--- begin ---
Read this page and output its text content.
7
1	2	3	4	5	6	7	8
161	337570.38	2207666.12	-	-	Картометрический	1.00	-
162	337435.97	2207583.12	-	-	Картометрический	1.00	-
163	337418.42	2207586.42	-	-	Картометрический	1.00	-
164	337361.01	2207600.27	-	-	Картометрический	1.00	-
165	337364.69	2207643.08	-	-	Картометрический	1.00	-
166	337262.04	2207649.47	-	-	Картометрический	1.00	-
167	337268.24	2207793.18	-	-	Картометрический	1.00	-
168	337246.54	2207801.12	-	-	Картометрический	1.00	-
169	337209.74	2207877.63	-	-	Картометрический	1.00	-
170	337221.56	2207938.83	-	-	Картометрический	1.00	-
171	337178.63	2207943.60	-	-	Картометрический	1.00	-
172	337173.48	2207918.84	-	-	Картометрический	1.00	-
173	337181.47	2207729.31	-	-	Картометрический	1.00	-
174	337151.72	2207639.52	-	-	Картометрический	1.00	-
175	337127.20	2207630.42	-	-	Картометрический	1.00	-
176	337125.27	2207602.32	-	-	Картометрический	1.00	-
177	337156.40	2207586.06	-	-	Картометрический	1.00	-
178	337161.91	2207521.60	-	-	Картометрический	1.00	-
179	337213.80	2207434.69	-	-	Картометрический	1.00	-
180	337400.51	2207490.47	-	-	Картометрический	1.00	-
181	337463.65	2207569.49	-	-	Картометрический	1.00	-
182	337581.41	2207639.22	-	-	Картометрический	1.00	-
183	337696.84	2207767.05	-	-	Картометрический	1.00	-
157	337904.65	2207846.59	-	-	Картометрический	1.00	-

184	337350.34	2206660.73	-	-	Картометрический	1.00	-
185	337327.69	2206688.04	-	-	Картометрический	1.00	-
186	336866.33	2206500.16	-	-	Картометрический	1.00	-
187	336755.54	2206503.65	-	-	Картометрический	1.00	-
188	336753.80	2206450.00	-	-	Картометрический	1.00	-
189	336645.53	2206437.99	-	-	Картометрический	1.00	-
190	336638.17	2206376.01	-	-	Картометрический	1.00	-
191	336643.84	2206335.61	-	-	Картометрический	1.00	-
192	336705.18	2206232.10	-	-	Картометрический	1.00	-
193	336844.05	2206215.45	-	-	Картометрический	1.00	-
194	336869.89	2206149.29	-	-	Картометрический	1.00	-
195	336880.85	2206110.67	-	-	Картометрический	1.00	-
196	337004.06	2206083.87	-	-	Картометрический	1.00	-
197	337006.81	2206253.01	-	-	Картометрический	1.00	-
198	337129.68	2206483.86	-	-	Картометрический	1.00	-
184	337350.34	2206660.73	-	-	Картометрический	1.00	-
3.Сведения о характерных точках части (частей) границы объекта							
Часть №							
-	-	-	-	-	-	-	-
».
--- end ---
Task -
Write out the material exactly as given.

Exercise output -
Read this page and output its text content.
7
1	2	3	4	5	6	7	8
161	337570.38	2207666.12	-	-	Картометрический	1.00	-
162	337435.97	2207583.12	-	-	Картометрический	1.00	-
163	337418.42	2207586.42	-	-	Картометрический	1.00	-
164	337361.01	2207600.27	-	-	Картометрический	1.00	-
165	337364.69	2207643.08	-	-	Картометрический	1.00	-
166	337262.04	2207649.47	-	-	Картометрический	1.00	-
167	337268.24	2207793.18	-	-	Картометрический	1.00	-
168	337246.54	2207801.12	-	-	Картометрический	1.00	-
169	337209.74	2207877.63	-	-	Картометрический	1.00	-
170	337221.56	2207938.83	-	-	Картометрический	1.00	-
171	337178.63	2207943.60	-	-	Картометрический	1.00	-
172	337173.48	2207918.84	-	-	Картометрический	1.00	-
173	337181.47	2207729.31	-	-	Картометрический	1.00	-
174	337151.72	2207639.52	-	-	Картометрический	1.00	-
175	337127.20	2207630.42	-	-	Картометрический	1.00	-
176	337125.27	2207602.32	-	-	Картометрический	1.00	-
177	337156.40	2207586.06	-	-	Картометрический	1.00	-
178	337161.91	2207521.60	-	-	Картометрический	1.00	-
179	337213.80	2207434.69	-	-	Картометрический	1.00	-
180	337400.51	2207490.47	-	-	Картометрический	1.00	-
181	337463.65	2207569.49	-	-	Картометрический	1.00	-
182	337581.41	2207639.22	-	-	Картометрический	1.00	-
183	337696.84	2207767.05	-	-	Картометрический	1.00	-
157	337904.65	2207846.59	-	-	Картометрический	1.00	-

184	337350.34	2206660.73	-	-	Картометрический	1.00	-
185	337327.69	2206688.04	-	-	Картометрический	1.00	-
186	336866.33	2206500.16	-	-	Картометрический	1.00	-
187	336755.54	2206503.65	-	-	Картометрический	1.00	-
188	336753.80	2206450.00	-	-	Картометрический	1.00	-
189	336645.53	2206437.99	-	-	Картометрический	1.00	-
190	336638.17	2206376.01	-	-	Картометрический	1.00	-
191	336643.84	2206335.61	-	-	Картометрический	1.00	-
192	336705.18	2206232.10	-	-	Картометрический	1.00	-
193	336844.05	2206215.45	-	-	Картометрический	1.00	-
194	336869.89	2206149.29	-	-	Картометрический	1.00	-
195	336880.85	2206110.67	-	-	Картометрический	1.00	-
196	337004.06	2206083.87	-	-	Картометрический	1.00	-
197	337006.81	2206253.01	-	-	Картометрический	1.00	-
198	337129.68	2206483.86	-	-	Картометрический	1.00	-
184	337350.34	2206660.73	-	-	Картометрический	1.00	-
3.Сведения о характерных точках части (частей) границы объекта							
Часть №							
-	-	-	-	-	-	-	-
».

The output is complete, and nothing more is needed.